╔══

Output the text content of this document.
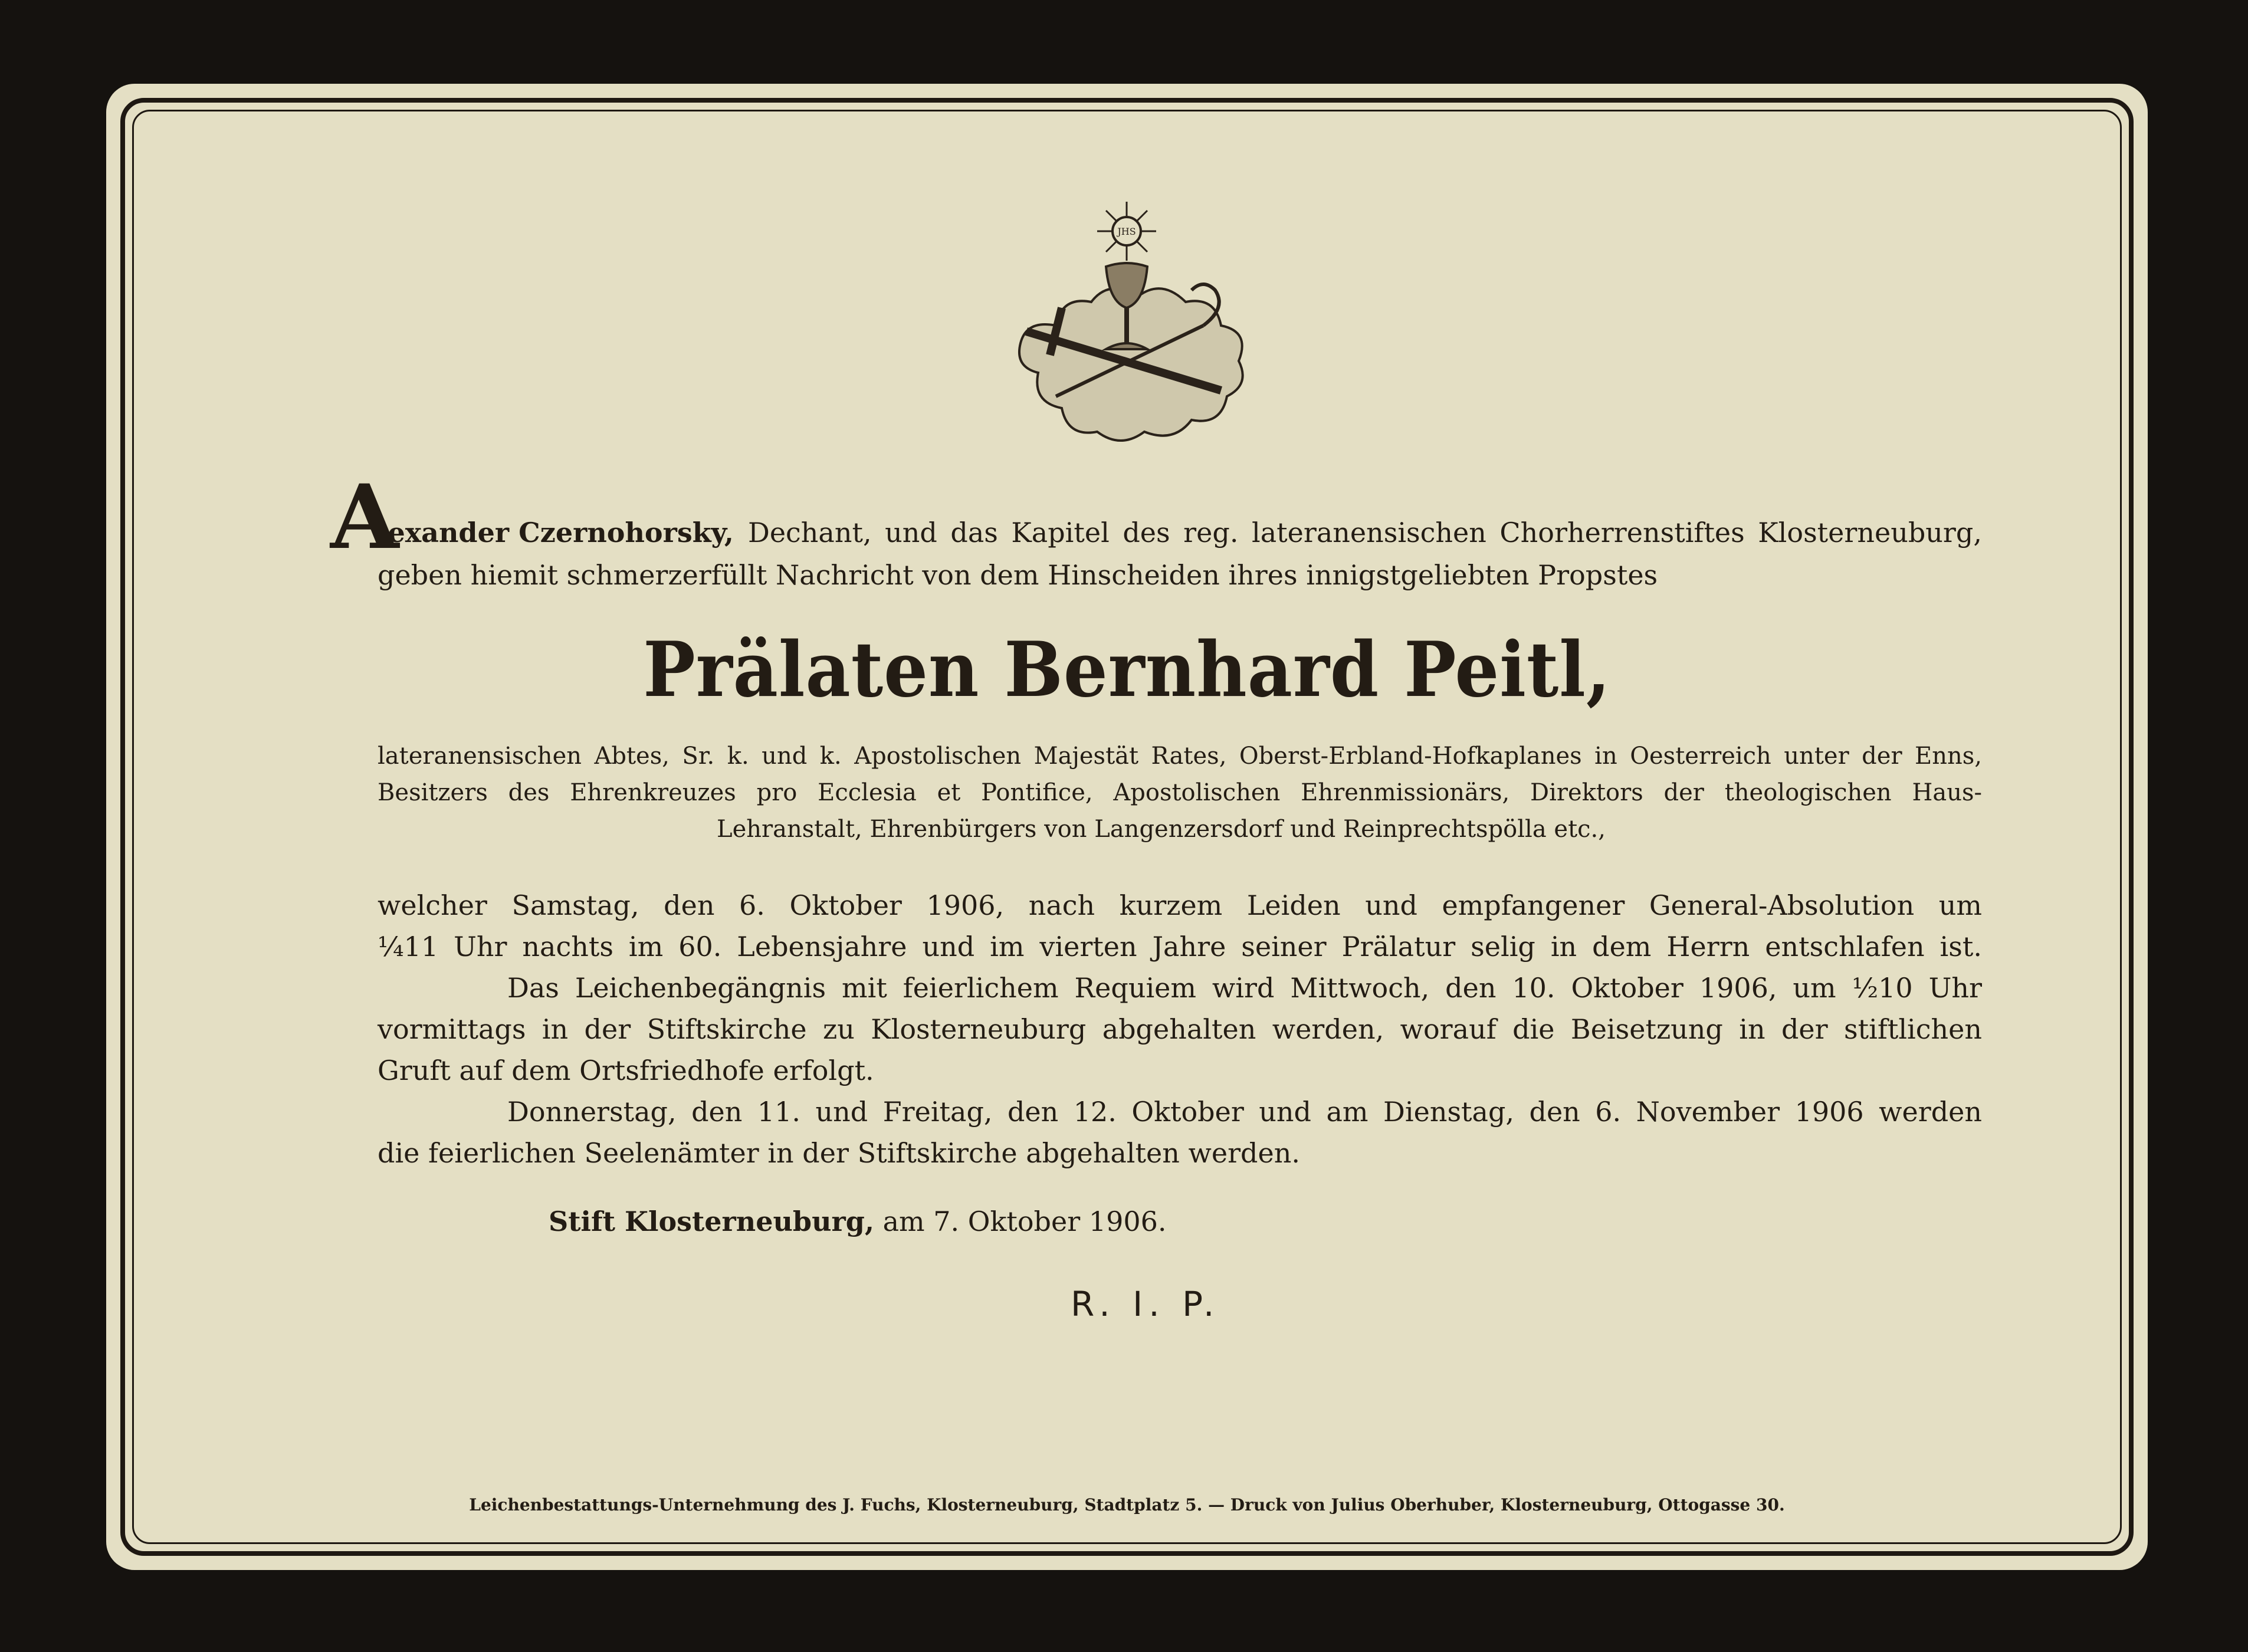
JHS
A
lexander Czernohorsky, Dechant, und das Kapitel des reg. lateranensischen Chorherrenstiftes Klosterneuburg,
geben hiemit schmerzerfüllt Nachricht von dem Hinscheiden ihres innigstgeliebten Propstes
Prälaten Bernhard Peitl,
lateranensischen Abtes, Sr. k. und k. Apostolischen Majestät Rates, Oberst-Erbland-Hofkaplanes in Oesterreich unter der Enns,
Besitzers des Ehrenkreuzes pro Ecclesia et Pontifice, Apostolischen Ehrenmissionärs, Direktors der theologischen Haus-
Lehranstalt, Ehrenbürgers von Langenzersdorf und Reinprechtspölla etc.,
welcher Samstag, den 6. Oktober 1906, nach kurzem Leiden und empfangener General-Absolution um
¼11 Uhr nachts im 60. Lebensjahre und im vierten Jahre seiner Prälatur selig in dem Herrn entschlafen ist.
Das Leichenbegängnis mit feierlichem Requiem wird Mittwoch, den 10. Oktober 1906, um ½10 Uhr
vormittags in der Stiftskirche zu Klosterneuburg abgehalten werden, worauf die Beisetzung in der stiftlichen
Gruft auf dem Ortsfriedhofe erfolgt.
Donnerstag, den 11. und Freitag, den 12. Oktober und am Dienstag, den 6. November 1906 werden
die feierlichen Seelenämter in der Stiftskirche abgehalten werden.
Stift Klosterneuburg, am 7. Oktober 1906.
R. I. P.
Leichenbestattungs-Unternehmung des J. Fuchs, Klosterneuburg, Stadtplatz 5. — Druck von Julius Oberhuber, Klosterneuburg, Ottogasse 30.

╚══

WHAT IS ASKED:
Quote the records above in full, dropping each picture.

ANSWER TO THIS TASK:
Output the text content of this document.
JHS
A
lexander Czernohorsky, Dechant, und das Kapitel des reg. lateranensischen Chorherrenstiftes Klosterneuburg,
geben hiemit schmerzerfüllt Nachricht von dem Hinscheiden ihres innigstgeliebten Propstes
Prälaten Bernhard Peitl,
lateranensischen Abtes, Sr. k. und k. Apostolischen Majestät Rates, Oberst-Erbland-Hofkaplanes in Oesterreich unter der Enns,
Besitzers des Ehrenkreuzes pro Ecclesia et Pontifice, Apostolischen Ehrenmissionärs, Direktors der theologischen Haus-
Lehranstalt, Ehrenbürgers von Langenzersdorf und Reinprechtspölla etc.,
welcher Samstag, den 6. Oktober 1906, nach kurzem Leiden und empfangener General-Absolution um
¼11 Uhr nachts im 60. Lebensjahre und im vierten Jahre seiner Prälatur selig in dem Herrn entschlafen ist.
Das Leichenbegängnis mit feierlichem Requiem wird Mittwoch, den 10. Oktober 1906, um ½10 Uhr
vormittags in der Stiftskirche zu Klosterneuburg abgehalten werden, worauf die Beisetzung in der stiftlichen
Gruft auf dem Ortsfriedhofe erfolgt.
Donnerstag, den 11. und Freitag, den 12. Oktober und am Dienstag, den 6. November 1906 werden
die feierlichen Seelenämter in der Stiftskirche abgehalten werden.
Stift Klosterneuburg, am 7. Oktober 1906.
R. I. P.
Leichenbestattungs-Unternehmung des J. Fuchs, Klosterneuburg, Stadtplatz 5. — Druck von Julius Oberhuber, Klosterneuburg, Ottogasse 30.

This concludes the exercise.